● **Kutipan Sumber**
BAB I
PENDAHULUAN
A. Latar Belakang Masalah
Perkawinan telah
terjadi sejak manusia pertama dijadikan Allah SWT, sebagaimana yang telah
terjadi pada Nabi Adam AS. sebagai manusia pertama yang telah dikawinkan oleh
Allah SWT dengan Siti Hawa. Proses
kejadian itu adalah merupakan proses permulaan dan pertama kali dalam sejarah
kehidupan manusia di bumi ini.
Perkawinan bertujuan membentuk keluarga yang diliputi rasa saling cinta
mencintai dan rasa kasih sayang antar anggota keluarga.
|
Perkawinan antar
agama adalah merupakan persoalan yang konkrit, yang perlu mendapat perhatian
dewasa ini yang sering terjadi pada masyarakat Indonesia, tetapi sekarang tidak
mendapat pengaturan di dalam Undang-undang perkawinan nasional. Meskipun
Undang-undang Perkawinan No.1/1974, tentang perkawinan yang merupakan produk
legislatif saat ini telah diterima dengan kegembiraan, tetapi juga tidak boleh
menutup mata kepada kekurangan-kekurangan yang terkandung di dalamnya.
Undang-undang yang belum sempurna dan unifikasi tersebut bertujuan untuk
melengkapi segala apa yang tidak diatur hukumnya dalam agama atau kepercayaan,
karena dalam hal itu negara berhak mengaturnya sendiri sesuai dengan
perkembangan masyarakat dan tuntutan zaman.
Pada pasal 2 ayat
(1) UU Perkawinan No.1/1974 beserta penjelasannya, menunjukan pula bahwa di
dalam perkawinan antar agama harus diterapkan hukum agama masing-masing pihak
yang melakukan perkawinan. Akan tetapi apa mungkin dalam suatu peristiwa hukum
yakni perkawinan, diterapkan di dalamnya dua aturan agama yang berlainan,
apabila tidak mungkin diterapkan dua macam aturan atau dua hukum agama yang
berlainan dalam perkawinan itu maka hukum agama salah satu pihak yang
dikalahkan. Dengan aturan petunjuk itulah yang menentukan hukum manakah yang
berlaku bagi pihak-pihak yang melakukan perkawinan antar agama.
Islam menganjurkan
agar seorang pria Muslim memilih pasangan istri yang shalih, yaitu perempuan
yang selalu mematuhi agama dengan baik, berakhlak mulia, memperhatikan hak-hak
suami dan mampu memelihara serta mendidik anak-anak dengan baik. Nabi Muhammas
SAW. pernah bersabda:
Sebagaimana sunnah
Nabi SAW. tersebut bahwa memilih istri itu janganlah hanya mementingkan
kecantikan atau kekayaannya saja, tetapi haruslah memperhatikan segi agamanya.

● **Tantangan 1**
Menurut teks tentang perkawinan antar agama, mengapa undang-undang perkawinan bertujuan melengkapi segala hal yang hukumnya tidak diatur dalam agama atau kepercayaan? Jelaskan dalam satu sampai tiga kalimat.
● **Tantangan 2**
Tentukan apakah setiap pernyataan berikut sesuai dengan teks tentang perkawinan antar agama. Jawab ya atau tidak, lalu kutip kata-kata penentunya dari teks.
(a) Perkawinan antar agama sekarang sudah diatur dalam Undang-undang perkawinan nasional.
(b) Pasal 2 ayat (1) UU Perkawinan No.1/1974 menunjukkan bahwa hukum agama masing-masing pihak harus diterapkan dalam perkawinan antar agama.
(c) Dalam memilih istri, yang terpenting adalah kecantikan atau kekayaannya.
● **Tantangan 3**
Sambunglah teks tentang perkawinan antar agama, dimulai tepat setelah kalimat terakhirnya.
Data di bawah ini sama sekali tidak berperan di sini.

[Data elemen dan wilayah]
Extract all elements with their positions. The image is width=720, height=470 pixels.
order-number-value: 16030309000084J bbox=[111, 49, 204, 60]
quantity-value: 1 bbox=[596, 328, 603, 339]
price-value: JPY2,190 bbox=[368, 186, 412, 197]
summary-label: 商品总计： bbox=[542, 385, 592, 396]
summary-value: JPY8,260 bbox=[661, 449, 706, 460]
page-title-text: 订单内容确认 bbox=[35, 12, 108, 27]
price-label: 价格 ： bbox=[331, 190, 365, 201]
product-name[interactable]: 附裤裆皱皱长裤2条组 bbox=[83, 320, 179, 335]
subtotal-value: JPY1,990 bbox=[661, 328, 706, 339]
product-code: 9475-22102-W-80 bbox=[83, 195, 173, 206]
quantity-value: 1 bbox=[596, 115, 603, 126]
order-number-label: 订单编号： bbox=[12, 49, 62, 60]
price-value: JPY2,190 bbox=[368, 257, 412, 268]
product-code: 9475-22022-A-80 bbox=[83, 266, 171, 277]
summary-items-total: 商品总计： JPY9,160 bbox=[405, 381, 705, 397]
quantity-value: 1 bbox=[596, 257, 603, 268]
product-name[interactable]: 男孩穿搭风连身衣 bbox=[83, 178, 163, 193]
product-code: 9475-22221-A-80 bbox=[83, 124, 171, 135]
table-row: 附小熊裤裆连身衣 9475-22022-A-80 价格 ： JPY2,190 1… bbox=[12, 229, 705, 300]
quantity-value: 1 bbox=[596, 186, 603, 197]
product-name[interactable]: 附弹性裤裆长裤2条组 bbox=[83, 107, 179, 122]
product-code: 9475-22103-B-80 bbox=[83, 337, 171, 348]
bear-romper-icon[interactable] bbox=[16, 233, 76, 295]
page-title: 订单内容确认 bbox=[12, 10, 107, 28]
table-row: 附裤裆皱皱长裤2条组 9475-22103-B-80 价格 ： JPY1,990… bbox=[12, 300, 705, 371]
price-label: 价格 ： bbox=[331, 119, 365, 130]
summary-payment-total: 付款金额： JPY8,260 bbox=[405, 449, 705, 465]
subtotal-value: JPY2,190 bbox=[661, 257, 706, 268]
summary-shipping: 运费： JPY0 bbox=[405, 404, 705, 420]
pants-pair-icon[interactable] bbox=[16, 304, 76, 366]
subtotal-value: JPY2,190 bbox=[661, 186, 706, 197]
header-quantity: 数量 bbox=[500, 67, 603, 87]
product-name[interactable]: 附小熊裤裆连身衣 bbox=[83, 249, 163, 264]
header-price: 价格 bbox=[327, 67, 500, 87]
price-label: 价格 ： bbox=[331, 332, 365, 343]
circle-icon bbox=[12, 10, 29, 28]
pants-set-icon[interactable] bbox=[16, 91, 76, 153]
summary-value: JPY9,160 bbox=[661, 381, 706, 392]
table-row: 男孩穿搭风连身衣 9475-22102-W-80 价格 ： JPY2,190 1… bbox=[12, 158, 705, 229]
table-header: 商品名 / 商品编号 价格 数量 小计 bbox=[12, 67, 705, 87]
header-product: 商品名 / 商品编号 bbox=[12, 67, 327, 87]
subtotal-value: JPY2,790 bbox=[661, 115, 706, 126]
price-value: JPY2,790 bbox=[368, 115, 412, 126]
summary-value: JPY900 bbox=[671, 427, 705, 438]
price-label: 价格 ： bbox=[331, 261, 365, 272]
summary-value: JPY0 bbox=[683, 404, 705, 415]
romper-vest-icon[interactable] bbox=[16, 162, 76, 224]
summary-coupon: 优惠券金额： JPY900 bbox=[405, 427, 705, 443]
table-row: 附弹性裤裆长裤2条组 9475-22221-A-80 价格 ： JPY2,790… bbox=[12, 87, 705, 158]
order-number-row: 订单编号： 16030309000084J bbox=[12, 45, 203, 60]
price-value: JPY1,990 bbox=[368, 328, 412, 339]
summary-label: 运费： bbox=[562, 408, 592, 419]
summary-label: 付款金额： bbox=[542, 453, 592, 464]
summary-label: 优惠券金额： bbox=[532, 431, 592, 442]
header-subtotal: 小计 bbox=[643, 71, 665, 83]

● **Jawaban Tertulis 1**
Undang-undang itu bertujuan melengkapi hal-hal tersebut karena dalam hal itu negara berhak mengaturnya sendiri. Pengaturan itu disesuaikan dengan perkembangan masyarakat dan tuntutan zaman.

● **Jawaban Tertulis 2**
(a) Tidak: "tetapi sekarang tidak mendapat pengaturan di dalam Undang-undang perkawinan nasional"
(b) Ya: "di dalam perkawinan antar agama harus diterapkan hukum agama masing-masing pihak yang melakukan perkawinan"
(c) Tidak: "memilih istri itu janganlah hanya mementingkan kecantikan atau kekayaannya saja, tetapi haruslah memperhatikan segi agamanya"

● **Jawaban Tertulis 3**
Adanya perbedaan
dalam memilih pasangan suami atau istri yang tidak sekufu’ (setara) baik dalam
hal harta, status, keturunan, maupun agama seringkali menjadi penyebab tidak
harmonisnya dalam rumah tangga . Ketidakharmonisan ini ketika tidak bisa
dipulihkan dalam bangunan rumah tangga terkadang suami atau istri memutuskan
untuk melakukan perceraian.
Di dalam Peraturan
Pemerintah (PP) No. 9 Tahun 1975 pasal 19 jo Kompilasi Hukum Islam diatur
tentang alasan-alasan perceraian yang dibenarkan oleh hukum di Indonesia.
Adapun alasan-alasan perceraian tersebut adalah :
- Salah satu pihak berbuat zina atau pemabuk, pemadat, penjudi, dan lain sebagainya yang sukar di sembuhkan.
- Salah satu pihak meninggalkan pihak lain selama 2 (dua) tahun berturut-turut tanpa izin pihak lain dan tanpa alasan yang sah atau karena hal lain di luar kemampuannya
- Salah satu pihak mendapat hukuman penjara 5 (lima) tahun atau hukuman yang lebih berat setelah perkawinan berlangsung
- Salah satu pihak melakukan kekejaman atau penganiayaan berat yang membahayakan pihak lain.
- Salah satu pihak cacat badan atau penyakit dengan akibat-akibat tidak dapat menjalankan kewajibannya sebagai suami/isteri.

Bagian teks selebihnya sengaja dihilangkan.